- [Prompt]
Bring together all lines of the material below that contain the string "sauce".
— begin Material —
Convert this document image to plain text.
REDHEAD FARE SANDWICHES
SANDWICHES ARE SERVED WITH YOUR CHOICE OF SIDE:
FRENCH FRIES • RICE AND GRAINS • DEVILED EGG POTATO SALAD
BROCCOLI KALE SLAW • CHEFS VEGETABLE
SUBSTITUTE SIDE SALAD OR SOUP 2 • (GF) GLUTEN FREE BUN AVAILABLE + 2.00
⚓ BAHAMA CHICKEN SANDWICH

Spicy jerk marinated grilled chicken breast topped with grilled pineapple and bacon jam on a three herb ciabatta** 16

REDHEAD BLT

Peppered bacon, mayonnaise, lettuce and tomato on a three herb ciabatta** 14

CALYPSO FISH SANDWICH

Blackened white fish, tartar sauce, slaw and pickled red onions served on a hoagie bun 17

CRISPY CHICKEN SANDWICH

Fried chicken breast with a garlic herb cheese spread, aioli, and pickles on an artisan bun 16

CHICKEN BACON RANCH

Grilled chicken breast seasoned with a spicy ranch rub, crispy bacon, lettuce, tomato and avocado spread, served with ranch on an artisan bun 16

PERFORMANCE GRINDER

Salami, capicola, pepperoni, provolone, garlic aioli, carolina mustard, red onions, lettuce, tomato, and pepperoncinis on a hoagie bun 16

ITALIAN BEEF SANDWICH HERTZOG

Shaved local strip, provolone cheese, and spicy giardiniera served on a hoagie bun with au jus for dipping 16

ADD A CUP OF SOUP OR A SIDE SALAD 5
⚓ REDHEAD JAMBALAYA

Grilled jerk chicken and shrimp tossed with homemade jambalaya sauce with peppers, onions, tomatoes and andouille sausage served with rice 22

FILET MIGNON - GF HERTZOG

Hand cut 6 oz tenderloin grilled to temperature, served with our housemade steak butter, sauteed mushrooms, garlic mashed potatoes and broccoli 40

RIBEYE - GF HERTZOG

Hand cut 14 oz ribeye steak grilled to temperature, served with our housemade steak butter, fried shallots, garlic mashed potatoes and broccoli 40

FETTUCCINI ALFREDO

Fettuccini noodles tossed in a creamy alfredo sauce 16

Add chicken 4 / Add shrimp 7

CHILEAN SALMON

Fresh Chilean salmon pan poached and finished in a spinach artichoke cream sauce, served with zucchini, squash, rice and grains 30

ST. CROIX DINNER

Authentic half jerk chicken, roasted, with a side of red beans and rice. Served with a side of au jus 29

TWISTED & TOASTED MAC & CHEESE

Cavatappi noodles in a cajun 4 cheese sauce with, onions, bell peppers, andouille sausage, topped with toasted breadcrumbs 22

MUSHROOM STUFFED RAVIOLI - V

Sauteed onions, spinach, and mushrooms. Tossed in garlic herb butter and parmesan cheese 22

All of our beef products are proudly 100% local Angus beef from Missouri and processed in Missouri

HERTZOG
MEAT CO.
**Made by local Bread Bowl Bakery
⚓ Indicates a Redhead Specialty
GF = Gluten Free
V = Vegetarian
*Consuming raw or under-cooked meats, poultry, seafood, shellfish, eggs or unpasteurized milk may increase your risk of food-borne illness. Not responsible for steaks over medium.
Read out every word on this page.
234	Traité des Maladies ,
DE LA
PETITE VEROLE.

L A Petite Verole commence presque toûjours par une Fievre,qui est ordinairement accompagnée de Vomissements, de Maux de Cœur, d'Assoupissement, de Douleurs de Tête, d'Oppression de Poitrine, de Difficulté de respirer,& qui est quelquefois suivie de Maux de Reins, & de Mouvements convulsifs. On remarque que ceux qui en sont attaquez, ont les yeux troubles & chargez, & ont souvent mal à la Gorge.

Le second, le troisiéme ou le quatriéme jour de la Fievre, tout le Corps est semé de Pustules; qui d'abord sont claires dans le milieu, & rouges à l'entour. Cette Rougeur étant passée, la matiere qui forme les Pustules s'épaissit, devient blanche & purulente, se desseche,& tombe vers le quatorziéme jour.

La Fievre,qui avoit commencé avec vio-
— end Material —
- [Reply to the exercise]
Blackened white fish, tartar sauce, slaw and pickled red onions served on a hoagie bun 17
Grilled jerk chicken and shrimp tossed with homemade jambalaya sauce with peppers, onions, tomatoes and andouille sausage served with rice 22
Fettuccini noodles tossed in a creamy alfredo sauce 16
Fresh Chilean salmon pan poached and finished in a spinach artichoke cream sauce, served with zucchini, squash, rice and grains 30
Cavatappi noodles in a cajun 4 cheese sauce with, onions, bell peppers, andouille sausage, topped with toasted breadcrumbs 22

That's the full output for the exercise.